EXERCISE MATERIAL -
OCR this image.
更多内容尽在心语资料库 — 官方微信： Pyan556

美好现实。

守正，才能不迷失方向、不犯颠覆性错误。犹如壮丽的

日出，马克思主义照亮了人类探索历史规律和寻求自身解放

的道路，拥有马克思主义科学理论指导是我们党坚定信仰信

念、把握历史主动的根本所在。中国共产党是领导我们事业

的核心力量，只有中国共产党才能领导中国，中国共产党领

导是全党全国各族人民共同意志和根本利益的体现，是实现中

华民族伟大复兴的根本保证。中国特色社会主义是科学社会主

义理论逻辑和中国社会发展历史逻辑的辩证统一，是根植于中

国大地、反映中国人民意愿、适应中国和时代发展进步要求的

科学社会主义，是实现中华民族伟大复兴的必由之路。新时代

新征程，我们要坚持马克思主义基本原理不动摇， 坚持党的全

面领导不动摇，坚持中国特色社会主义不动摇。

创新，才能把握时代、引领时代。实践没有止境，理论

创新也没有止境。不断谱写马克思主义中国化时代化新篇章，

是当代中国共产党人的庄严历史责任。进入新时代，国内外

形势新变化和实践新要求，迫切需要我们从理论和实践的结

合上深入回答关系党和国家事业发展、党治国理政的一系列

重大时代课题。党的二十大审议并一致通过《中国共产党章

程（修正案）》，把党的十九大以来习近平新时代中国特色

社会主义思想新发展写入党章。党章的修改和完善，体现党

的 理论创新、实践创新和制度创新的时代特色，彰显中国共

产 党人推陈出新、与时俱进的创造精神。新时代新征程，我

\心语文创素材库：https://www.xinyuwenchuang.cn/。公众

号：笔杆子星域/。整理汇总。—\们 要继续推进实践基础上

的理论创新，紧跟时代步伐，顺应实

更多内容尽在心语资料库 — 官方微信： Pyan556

DIRECTIONS FOR THIS TASK - Print out every record again, exactly and in full.

EXERCISE RESULT -
OCR this image.
更多内容尽在心语资料库 — 官方微信： Pyan556

美好现实。

守正，才能不迷失方向、不犯颠覆性错误。犹如壮丽的

日出，马克思主义照亮了人类探索历史规律和寻求自身解放

的道路，拥有马克思主义科学理论指导是我们党坚定信仰信

念、把握历史主动的根本所在。中国共产党是领导我们事业

的核心力量，只有中国共产党才能领导中国，中国共产党领

导是全党全国各族人民共同意志和根本利益的体现，是实现中

华民族伟大复兴的根本保证。中国特色社会主义是科学社会主

义理论逻辑和中国社会发展历史逻辑的辩证统一，是根植于中

国大地、反映中国人民意愿、适应中国和时代发展进步要求的

科学社会主义，是实现中华民族伟大复兴的必由之路。新时代

新征程，我们要坚持马克思主义基本原理不动摇， 坚持党的全

面领导不动摇，坚持中国特色社会主义不动摇。

创新，才能把握时代、引领时代。实践没有止境，理论

创新也没有止境。不断谱写马克思主义中国化时代化新篇章，

是当代中国共产党人的庄严历史责任。进入新时代，国内外

形势新变化和实践新要求，迫切需要我们从理论和实践的结

合上深入回答关系党和国家事业发展、党治国理政的一系列

重大时代课题。党的二十大审议并一致通过《中国共产党章

程（修正案）》，把党的十九大以来习近平新时代中国特色

社会主义思想新发展写入党章。党章的修改和完善，体现党

的 理论创新、实践创新和制度创新的时代特色，彰显中国共

产 党人推陈出新、与时俱进的创造精神。新时代新征程，我

\心语文创素材库：https://www.xinyuwenchuang.cn/。公众

号：笔杆子星域/。整理汇总。—\们 要继续推进实践基础上

的理论创新，紧跟时代步伐，顺应实

更多内容尽在心语资料库 — 官方微信： Pyan556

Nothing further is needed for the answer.